▶ [Entries with figure data]
━━━
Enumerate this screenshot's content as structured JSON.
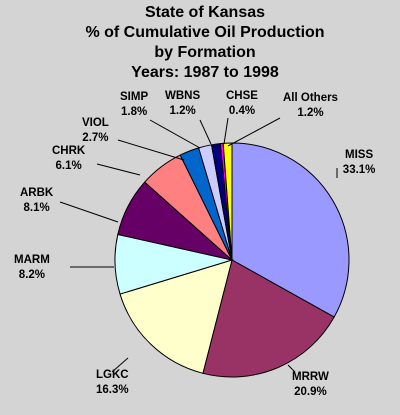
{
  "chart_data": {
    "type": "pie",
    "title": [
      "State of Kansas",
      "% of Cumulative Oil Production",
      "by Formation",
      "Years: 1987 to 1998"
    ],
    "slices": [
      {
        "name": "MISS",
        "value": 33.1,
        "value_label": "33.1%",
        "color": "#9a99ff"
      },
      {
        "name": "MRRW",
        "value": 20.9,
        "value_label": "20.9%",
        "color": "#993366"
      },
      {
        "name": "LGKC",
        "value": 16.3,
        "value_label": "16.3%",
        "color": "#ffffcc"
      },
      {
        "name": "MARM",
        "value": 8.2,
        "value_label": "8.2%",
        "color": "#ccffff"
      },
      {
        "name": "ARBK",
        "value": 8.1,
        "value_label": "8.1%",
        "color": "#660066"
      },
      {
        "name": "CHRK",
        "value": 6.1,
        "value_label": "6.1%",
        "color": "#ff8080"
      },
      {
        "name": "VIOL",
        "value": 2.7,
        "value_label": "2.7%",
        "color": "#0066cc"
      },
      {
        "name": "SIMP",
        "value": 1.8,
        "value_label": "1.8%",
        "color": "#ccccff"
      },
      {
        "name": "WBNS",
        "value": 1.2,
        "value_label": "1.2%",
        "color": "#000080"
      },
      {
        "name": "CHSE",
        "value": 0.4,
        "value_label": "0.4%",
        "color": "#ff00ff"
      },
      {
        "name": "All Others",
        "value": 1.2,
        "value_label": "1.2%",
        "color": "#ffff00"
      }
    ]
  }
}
━━━
▶ [SHORT EXERCISE] Drop the images and repeat the data exactly.

▶ [SOLUTION TO THIS EXERCISE]
Enumerate this screenshot's content as structured JSON.
{
  "chart_data": {
    "type": "pie",
    "title": [
      "State of Kansas",
      "% of Cumulative Oil Production",
      "by Formation",
      "Years: 1987 to 1998"
    ],
    "slices": [
      {
        "name": "MISS",
        "value": 33.1,
        "value_label": "33.1%",
        "color": "#9a99ff"
      },
      {
        "name": "MRRW",
        "value": 20.9,
        "value_label": "20.9%",
        "color": "#993366"
      },
      {
        "name": "LGKC",
        "value": 16.3,
        "value_label": "16.3%",
        "color": "#ffffcc"
      },
      {
        "name": "MARM",
        "value": 8.2,
        "value_label": "8.2%",
        "color": "#ccffff"
      },
      {
        "name": "ARBK",
        "value": 8.1,
        "value_label": "8.1%",
        "color": "#660066"
      },
      {
        "name": "CHRK",
        "value": 6.1,
        "value_label": "6.1%",
        "color": "#ff8080"
      },
      {
        "name": "VIOL",
        "value": 2.7,
        "value_label": "2.7%",
        "color": "#0066cc"
      },
      {
        "name": "SIMP",
        "value": 1.8,
        "value_label": "1.8%",
        "color": "#ccccff"
      },
      {
        "name": "WBNS",
        "value": 1.2,
        "value_label": "1.2%",
        "color": "#000080"
      },
      {
        "name": "CHSE",
        "value": 0.4,
        "value_label": "0.4%",
        "color": "#ff00ff"
      },
      {
        "name": "All Others",
        "value": 1.2,
        "value_label": "1.2%",
        "color": "#ffff00"
      }
    ]
  }
}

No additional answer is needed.